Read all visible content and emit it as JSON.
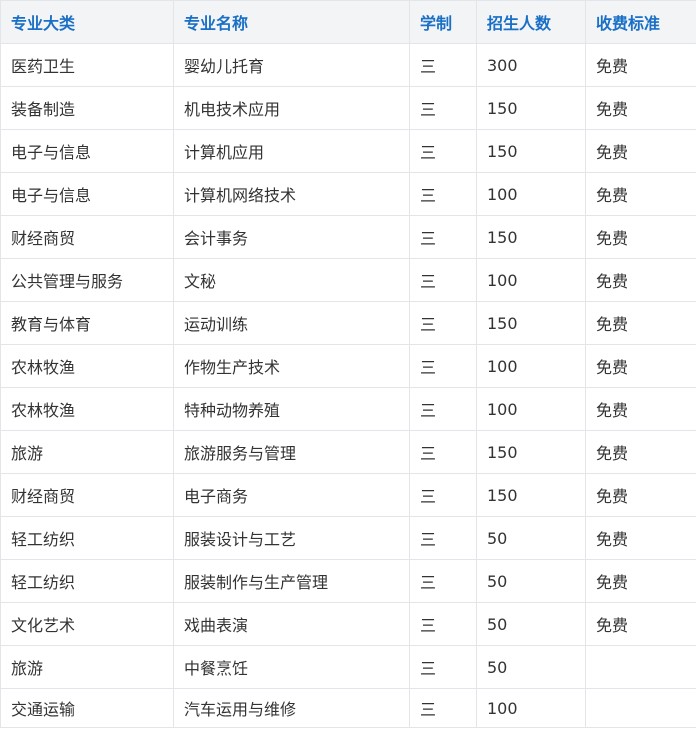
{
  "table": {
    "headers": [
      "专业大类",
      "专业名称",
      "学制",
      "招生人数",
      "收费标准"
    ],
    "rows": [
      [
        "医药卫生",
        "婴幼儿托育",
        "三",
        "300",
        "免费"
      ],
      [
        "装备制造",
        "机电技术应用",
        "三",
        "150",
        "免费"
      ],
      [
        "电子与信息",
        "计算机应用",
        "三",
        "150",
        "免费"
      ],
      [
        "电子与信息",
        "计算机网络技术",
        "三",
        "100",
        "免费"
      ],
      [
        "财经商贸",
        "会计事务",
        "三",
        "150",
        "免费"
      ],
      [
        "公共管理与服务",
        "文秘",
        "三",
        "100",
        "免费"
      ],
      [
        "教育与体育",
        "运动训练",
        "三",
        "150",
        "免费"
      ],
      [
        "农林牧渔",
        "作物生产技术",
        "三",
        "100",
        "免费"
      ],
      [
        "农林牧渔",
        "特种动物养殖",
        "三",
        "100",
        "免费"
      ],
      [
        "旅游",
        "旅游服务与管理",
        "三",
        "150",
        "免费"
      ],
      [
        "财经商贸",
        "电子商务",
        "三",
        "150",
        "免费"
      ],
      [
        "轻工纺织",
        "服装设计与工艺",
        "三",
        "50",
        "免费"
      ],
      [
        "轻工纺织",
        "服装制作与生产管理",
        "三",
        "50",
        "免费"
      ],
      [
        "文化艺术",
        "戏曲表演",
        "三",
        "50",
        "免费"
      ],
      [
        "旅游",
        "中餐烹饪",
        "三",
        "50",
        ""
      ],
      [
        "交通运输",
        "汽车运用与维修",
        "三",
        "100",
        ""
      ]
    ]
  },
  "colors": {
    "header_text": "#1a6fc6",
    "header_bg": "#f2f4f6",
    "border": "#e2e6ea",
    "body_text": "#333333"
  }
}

* * *

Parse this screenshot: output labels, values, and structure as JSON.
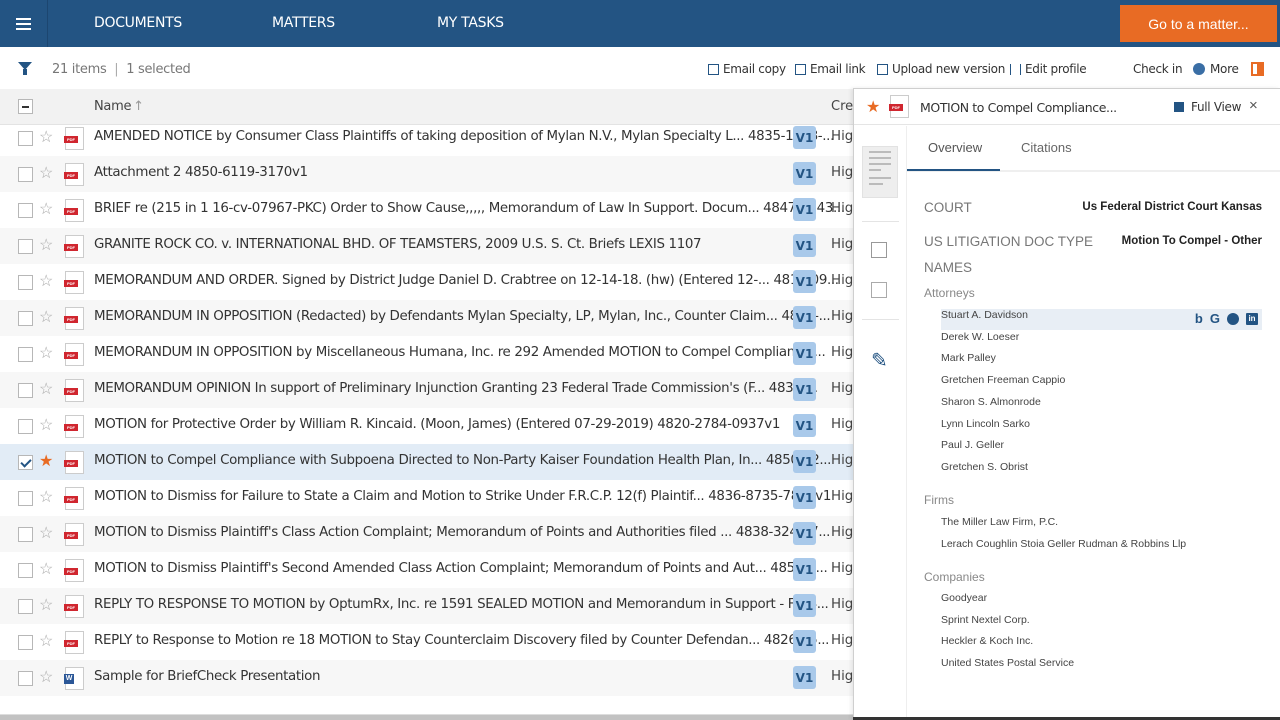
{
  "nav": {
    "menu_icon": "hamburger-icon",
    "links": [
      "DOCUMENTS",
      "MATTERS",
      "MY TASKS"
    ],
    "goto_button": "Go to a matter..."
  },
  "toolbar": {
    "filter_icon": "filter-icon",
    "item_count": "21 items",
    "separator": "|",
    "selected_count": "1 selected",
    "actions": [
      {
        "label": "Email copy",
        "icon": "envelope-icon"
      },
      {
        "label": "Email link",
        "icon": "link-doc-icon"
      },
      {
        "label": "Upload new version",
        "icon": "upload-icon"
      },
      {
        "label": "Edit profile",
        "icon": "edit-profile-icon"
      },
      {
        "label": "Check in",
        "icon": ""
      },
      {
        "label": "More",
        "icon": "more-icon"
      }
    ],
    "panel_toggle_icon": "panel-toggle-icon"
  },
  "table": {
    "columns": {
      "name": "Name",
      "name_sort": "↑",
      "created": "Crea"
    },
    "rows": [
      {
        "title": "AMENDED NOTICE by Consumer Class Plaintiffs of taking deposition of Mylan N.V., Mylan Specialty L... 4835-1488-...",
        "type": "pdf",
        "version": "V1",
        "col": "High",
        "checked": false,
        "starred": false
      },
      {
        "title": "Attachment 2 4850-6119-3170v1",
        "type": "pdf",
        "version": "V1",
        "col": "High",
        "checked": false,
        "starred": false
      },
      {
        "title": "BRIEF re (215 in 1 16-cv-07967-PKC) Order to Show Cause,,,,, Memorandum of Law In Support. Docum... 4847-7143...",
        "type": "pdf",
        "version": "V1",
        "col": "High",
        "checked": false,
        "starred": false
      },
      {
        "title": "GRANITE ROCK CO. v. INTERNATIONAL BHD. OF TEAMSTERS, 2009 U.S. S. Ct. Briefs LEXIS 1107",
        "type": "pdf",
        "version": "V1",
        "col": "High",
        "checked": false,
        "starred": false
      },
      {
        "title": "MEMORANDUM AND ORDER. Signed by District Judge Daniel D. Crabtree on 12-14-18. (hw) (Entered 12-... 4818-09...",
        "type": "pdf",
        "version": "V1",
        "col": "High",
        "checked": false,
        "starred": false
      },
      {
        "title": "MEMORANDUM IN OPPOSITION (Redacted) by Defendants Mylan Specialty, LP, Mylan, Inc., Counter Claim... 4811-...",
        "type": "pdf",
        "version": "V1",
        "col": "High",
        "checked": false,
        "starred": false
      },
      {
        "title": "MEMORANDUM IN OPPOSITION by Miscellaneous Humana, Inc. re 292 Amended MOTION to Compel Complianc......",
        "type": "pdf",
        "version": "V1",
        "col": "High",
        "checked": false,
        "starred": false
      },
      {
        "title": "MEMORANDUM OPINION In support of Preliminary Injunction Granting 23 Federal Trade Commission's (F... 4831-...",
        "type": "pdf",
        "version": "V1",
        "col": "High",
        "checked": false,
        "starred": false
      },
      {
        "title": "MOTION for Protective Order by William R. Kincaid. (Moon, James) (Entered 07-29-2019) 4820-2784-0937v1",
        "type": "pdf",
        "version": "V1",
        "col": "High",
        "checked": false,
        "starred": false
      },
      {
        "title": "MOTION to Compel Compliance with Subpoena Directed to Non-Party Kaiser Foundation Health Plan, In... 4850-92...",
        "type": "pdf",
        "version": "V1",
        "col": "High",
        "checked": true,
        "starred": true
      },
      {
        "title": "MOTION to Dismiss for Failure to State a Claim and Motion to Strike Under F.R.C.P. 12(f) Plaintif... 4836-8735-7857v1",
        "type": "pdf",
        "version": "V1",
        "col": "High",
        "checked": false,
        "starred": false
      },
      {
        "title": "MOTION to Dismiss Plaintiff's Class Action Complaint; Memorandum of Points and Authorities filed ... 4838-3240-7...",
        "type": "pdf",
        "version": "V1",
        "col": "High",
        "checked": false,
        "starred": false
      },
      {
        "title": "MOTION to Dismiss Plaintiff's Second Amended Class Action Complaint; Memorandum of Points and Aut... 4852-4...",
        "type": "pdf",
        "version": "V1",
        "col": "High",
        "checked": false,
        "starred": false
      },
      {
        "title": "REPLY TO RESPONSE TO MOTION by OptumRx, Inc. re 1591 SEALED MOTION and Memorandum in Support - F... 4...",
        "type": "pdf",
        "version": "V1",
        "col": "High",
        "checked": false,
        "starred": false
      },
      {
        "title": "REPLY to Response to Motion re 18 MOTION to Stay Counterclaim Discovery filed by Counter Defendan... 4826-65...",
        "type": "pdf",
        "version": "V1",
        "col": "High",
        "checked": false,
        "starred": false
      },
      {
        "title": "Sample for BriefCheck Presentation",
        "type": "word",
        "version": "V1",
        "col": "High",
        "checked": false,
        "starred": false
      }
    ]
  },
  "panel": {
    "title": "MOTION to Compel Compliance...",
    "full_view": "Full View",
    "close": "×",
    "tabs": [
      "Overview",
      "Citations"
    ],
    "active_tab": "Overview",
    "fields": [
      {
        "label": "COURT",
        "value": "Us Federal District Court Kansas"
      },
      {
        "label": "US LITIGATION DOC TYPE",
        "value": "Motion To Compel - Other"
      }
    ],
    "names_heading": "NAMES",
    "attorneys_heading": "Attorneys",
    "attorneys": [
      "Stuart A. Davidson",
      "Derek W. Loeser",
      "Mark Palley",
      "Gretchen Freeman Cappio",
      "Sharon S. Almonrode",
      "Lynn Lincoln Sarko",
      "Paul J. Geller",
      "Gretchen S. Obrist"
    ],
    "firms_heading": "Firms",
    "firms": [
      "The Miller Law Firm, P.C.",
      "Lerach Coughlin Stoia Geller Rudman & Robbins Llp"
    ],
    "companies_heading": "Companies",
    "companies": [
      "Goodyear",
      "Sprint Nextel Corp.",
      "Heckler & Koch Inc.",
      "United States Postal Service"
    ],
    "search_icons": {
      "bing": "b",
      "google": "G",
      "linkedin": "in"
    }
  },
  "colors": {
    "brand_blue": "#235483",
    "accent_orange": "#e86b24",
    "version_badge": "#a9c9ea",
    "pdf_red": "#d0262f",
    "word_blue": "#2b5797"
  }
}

EXERCISE: Answer with one number only: how many lines above contain the word "Dismiss".

TASK OUTPUT: 3